>> begin Dataset records

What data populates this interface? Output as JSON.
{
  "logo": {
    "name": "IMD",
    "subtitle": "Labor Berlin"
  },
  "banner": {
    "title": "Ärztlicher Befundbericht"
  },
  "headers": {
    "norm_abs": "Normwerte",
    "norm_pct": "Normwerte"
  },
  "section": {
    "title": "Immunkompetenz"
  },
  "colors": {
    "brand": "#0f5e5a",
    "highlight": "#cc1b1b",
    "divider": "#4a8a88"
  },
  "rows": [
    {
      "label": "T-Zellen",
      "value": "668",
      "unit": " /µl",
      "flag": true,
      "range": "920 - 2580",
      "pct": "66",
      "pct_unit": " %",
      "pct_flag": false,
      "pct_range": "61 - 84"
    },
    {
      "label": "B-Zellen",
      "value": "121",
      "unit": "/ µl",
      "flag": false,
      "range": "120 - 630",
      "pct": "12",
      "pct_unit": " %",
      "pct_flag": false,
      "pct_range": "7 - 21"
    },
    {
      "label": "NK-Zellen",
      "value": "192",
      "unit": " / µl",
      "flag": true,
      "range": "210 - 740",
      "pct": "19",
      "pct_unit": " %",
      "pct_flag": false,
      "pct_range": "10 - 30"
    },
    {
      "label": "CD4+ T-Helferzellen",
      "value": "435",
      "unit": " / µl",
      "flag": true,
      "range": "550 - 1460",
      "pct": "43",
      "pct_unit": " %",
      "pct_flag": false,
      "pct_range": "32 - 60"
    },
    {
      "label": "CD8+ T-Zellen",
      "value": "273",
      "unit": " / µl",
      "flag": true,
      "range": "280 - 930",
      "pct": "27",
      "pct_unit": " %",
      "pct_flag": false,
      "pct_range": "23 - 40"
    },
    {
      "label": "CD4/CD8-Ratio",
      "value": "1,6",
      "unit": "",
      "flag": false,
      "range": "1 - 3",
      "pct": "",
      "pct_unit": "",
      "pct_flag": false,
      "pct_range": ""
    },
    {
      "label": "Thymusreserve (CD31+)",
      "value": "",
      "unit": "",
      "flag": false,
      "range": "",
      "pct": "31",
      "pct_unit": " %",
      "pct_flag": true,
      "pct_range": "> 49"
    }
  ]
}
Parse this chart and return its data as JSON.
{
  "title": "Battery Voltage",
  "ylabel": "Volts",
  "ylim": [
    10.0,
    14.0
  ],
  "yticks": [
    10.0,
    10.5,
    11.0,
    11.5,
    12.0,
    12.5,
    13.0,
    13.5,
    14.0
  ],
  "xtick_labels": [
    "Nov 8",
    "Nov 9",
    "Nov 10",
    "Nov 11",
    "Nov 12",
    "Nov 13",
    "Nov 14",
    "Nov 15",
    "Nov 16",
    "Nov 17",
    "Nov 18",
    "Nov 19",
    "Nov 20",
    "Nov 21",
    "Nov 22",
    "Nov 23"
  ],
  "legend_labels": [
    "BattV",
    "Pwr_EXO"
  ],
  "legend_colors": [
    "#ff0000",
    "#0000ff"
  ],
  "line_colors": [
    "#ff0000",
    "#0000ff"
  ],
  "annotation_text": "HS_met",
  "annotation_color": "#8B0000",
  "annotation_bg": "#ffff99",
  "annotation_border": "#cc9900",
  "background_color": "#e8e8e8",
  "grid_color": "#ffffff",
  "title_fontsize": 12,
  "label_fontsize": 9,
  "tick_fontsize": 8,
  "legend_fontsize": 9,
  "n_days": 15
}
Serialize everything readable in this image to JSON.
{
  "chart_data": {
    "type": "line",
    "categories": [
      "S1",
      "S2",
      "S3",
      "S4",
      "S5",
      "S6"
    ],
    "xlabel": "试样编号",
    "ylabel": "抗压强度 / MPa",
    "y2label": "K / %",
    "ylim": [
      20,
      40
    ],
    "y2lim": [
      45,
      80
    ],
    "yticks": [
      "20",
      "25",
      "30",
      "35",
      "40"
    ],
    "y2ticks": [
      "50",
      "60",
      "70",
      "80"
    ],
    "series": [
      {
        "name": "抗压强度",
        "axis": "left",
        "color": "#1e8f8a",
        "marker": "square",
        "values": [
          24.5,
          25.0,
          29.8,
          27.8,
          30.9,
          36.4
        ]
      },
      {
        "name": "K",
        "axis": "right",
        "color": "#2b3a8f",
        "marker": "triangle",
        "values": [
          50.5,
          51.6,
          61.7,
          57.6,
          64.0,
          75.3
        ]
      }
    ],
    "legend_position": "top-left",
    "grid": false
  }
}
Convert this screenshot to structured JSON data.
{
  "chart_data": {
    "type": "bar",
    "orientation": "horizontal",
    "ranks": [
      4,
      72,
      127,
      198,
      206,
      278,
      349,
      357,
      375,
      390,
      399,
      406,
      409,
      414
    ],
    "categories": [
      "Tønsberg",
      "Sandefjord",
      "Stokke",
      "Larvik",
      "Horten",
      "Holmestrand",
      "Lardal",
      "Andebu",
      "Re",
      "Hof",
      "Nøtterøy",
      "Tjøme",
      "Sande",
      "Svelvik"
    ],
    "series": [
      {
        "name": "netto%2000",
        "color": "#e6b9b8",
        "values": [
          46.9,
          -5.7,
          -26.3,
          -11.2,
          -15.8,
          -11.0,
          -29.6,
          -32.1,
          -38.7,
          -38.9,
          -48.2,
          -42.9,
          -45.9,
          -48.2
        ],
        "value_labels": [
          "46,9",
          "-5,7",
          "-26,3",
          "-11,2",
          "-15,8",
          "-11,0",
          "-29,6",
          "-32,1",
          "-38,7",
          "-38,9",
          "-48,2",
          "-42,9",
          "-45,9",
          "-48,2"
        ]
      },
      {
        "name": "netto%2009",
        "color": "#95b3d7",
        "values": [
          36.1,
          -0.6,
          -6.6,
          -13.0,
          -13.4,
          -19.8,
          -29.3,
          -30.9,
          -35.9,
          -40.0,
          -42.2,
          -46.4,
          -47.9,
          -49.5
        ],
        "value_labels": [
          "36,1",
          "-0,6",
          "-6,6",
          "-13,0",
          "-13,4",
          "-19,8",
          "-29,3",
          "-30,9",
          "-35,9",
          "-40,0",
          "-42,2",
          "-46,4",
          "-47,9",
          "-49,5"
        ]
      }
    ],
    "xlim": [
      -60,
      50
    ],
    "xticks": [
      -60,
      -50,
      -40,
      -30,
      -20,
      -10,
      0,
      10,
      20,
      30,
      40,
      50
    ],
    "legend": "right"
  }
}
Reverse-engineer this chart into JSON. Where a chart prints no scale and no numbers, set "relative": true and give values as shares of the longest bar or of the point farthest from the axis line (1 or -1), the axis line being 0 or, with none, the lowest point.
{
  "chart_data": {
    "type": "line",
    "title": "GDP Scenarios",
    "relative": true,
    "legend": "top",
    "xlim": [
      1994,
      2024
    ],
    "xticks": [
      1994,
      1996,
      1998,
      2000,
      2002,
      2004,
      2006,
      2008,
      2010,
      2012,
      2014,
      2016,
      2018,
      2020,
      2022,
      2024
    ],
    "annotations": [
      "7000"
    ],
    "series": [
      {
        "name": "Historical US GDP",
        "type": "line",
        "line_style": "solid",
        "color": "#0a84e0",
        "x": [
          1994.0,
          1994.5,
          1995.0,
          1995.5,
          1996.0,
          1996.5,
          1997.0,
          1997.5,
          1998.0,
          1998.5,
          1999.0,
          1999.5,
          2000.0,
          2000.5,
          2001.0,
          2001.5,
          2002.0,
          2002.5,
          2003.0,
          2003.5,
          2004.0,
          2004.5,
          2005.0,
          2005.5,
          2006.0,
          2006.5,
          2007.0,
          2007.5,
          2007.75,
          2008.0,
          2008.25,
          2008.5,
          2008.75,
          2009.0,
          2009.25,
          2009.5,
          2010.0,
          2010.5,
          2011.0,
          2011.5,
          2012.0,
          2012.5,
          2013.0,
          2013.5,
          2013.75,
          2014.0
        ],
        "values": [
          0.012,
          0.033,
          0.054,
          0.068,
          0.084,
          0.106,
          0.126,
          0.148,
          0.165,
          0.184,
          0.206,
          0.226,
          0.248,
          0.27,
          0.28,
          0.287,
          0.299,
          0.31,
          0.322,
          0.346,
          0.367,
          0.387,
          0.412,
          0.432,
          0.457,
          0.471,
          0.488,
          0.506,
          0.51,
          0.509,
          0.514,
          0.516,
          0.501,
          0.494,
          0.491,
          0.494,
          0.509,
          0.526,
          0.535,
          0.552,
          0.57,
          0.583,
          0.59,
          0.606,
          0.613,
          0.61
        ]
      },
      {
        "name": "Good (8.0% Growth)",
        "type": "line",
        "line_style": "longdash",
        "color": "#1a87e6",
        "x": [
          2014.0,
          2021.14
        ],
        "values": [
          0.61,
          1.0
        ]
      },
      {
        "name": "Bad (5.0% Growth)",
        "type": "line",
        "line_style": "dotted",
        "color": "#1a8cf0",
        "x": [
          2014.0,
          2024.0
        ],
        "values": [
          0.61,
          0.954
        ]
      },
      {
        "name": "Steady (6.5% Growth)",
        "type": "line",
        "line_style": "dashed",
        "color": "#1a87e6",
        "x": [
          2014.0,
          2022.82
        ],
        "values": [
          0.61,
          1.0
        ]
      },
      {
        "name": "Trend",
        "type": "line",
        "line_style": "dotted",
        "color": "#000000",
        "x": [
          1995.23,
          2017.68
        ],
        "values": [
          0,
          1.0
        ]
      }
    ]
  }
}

>> end Dataset records

Scan the material above for the word "relative". Copy each line where it occurs.

Reverse-engineer this chart into JSON. Where a chart prints no scale and no numbers, set "relative": true and give values as shares of the longest bar or of the point farthest from the axis line (1 or -1), the axis line being 0 or, with none, the lowest point.
    "relative": true,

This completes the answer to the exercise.